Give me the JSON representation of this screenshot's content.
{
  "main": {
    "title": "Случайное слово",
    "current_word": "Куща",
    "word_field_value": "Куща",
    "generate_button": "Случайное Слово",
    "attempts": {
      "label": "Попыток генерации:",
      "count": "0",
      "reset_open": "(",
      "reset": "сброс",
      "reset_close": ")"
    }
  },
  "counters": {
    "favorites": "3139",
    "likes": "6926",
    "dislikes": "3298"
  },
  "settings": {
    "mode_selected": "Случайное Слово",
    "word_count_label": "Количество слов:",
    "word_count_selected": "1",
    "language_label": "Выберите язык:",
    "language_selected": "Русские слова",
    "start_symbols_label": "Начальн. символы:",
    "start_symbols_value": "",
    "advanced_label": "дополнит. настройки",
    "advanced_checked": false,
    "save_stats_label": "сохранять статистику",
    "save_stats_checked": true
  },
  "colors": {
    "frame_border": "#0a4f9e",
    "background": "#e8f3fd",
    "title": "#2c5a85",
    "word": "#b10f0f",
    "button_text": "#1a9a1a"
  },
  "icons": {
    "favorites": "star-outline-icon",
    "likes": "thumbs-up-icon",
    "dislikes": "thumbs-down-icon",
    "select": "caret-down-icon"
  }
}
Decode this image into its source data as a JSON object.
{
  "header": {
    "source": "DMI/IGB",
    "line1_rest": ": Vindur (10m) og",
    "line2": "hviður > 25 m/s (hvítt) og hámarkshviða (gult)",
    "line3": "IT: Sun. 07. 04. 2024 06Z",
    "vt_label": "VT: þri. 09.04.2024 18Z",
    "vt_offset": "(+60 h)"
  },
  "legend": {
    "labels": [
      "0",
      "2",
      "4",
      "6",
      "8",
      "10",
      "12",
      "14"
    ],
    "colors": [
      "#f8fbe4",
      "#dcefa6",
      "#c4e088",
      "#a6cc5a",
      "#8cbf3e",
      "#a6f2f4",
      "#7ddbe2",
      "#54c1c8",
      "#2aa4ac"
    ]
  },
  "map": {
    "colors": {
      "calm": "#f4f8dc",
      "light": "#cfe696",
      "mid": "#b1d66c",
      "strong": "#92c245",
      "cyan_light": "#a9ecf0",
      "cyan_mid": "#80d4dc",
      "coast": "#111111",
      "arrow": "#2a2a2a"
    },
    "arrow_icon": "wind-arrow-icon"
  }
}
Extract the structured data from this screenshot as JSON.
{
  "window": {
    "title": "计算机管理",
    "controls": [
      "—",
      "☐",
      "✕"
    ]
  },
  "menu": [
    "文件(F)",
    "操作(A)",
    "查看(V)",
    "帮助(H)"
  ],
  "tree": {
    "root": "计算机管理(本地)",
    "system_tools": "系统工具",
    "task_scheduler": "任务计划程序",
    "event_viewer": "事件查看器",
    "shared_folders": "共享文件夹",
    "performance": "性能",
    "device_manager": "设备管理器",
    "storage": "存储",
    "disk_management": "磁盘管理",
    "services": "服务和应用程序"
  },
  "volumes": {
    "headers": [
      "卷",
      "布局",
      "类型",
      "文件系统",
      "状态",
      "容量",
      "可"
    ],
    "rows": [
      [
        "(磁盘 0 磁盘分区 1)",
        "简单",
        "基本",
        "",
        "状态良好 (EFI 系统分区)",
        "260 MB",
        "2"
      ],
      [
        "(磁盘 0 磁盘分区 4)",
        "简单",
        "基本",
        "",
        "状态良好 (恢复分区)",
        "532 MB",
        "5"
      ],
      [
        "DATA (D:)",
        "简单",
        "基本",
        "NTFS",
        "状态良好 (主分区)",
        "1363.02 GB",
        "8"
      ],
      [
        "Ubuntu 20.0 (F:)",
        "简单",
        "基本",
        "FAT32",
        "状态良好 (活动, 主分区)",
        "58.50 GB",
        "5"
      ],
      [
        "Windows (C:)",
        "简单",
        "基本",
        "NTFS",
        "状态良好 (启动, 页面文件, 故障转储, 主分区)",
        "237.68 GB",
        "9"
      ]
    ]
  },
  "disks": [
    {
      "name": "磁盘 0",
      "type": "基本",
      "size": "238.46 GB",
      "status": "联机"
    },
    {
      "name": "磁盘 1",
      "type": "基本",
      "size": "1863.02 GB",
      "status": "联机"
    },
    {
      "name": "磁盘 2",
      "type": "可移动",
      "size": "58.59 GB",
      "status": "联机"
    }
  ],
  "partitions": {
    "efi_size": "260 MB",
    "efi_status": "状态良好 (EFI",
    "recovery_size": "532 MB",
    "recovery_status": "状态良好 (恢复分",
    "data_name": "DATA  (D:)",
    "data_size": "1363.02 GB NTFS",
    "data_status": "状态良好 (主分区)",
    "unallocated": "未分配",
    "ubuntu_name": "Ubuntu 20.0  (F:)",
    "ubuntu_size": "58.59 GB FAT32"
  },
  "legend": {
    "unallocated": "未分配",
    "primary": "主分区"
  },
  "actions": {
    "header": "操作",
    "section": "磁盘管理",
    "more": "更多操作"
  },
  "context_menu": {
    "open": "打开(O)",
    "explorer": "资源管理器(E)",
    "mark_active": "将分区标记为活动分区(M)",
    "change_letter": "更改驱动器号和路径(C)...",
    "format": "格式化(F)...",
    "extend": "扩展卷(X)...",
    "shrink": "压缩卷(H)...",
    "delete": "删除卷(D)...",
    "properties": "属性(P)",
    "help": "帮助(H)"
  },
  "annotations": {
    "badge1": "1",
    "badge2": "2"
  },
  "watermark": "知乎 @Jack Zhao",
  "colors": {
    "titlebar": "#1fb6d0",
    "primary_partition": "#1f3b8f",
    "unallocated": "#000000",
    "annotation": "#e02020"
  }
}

==*==

Aim of the exercise: Take each line containing the string "JSON" and copy it out.

Correct result:
Give me the JSON representation of this screenshot's content.
Decode this image into its source data as a JSON object.
Extract the structured data from this screenshot as JSON.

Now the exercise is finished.